§ Given problem:
Extract each line containing the string "Exhibit".

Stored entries
##########

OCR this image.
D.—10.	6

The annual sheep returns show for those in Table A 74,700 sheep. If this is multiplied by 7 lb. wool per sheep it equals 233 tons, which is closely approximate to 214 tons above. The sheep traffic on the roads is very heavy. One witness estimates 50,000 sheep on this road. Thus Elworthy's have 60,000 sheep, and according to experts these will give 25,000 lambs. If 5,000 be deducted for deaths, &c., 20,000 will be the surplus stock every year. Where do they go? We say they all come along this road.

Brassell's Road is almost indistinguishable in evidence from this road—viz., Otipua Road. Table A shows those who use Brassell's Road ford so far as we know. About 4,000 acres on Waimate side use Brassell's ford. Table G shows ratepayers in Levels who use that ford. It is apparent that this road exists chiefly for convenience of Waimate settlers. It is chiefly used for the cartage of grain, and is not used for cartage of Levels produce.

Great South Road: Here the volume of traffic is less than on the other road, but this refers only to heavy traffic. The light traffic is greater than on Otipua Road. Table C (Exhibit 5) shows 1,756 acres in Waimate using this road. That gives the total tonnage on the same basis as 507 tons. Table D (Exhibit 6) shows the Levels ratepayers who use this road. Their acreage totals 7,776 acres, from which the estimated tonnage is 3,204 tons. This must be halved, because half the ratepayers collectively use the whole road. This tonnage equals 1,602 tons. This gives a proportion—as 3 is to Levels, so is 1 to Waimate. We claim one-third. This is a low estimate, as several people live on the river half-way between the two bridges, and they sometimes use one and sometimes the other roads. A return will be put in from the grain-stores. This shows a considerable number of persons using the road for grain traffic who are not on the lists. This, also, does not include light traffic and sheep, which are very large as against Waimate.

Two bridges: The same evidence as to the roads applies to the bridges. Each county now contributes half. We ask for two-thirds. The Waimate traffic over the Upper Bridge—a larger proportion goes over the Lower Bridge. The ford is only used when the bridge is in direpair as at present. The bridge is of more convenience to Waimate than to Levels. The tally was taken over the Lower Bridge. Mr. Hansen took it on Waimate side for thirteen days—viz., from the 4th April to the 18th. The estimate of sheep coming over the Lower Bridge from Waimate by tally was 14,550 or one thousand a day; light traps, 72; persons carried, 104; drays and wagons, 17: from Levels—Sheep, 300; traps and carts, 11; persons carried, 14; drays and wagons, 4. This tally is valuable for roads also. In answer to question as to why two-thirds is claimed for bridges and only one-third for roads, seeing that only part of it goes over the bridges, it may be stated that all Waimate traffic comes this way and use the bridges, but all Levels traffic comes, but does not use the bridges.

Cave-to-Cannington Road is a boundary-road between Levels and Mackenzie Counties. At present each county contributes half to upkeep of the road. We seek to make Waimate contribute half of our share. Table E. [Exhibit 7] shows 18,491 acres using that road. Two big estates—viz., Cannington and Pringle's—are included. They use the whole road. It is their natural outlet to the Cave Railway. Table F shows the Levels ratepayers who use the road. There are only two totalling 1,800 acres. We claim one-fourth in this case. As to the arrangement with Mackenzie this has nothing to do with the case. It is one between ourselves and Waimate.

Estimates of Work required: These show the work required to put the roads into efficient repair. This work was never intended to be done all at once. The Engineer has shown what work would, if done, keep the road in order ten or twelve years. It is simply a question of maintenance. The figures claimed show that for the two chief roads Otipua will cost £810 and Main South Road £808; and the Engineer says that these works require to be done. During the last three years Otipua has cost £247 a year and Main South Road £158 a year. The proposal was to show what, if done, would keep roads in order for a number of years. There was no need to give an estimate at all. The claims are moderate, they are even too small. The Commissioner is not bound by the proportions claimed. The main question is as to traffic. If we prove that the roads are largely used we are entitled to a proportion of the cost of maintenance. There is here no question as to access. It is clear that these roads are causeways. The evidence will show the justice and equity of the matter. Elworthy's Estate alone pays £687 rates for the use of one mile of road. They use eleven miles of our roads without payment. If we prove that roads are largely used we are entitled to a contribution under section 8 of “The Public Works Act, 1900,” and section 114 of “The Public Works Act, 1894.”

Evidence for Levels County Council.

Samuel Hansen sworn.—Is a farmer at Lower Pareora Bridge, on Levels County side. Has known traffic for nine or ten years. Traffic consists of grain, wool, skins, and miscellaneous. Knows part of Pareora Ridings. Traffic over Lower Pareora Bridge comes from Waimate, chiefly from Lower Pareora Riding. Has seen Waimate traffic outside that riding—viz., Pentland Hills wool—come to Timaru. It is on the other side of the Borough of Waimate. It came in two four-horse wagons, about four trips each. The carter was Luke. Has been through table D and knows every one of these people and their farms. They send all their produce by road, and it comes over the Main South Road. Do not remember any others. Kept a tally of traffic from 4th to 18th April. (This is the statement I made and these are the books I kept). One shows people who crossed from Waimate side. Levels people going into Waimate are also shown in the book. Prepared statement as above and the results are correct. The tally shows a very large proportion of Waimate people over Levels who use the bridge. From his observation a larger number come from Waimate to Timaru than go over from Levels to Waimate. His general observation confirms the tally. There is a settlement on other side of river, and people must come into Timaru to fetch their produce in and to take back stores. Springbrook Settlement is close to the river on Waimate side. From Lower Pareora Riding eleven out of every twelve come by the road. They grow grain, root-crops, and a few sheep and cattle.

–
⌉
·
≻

##########

§ Answer in full:
Great South Road: Here the volume of traffic is less than on the other road, but this refers only to heavy traffic. The light traffic is greater than on Otipua Road. Table C (Exhibit 5) shows 1,756 acres in Waimate using this road. That gives the total tonnage on the same basis as 507 tons. Table D (Exhibit 6) shows the Levels ratepayers who use this road. Their acreage totals 7,776 acres, from which the estimated tonnage is 3,204 tons. This must be halved, because half the ratepayers collectively use the whole road. This tonnage equals 1,602 tons. This gives a proportion—as 3 is to Levels, so is 1 to Waimate. We claim one-third. This is a low estimate, as several people live on the river half-way between the two bridges, and they sometimes use one and sometimes the other roads. A return will be put in from the grain-stores. This shows a considerable number of persons using the road for grain traffic who are not on the lists. This, also, does not include light traffic and sheep, which are very large as against Waimate.
Cave-to-Cannington Road is a boundary-road between Levels and Mackenzie Counties. At present each county contributes half to upkeep of the road. We seek to make Waimate contribute half of our share. Table E. [Exhibit 7] shows 18,491 acres using that road. Two big estates—viz., Cannington and Pringle's—are included. They use the whole road. It is their natural outlet to the Cave Railway. Table F shows the Levels ratepayers who use the road. There are only two totalling 1,800 acres. We claim one-fourth in this case. As to the arrangement with Mackenzie this has nothing to do with the case. It is one between ourselves and Waimate.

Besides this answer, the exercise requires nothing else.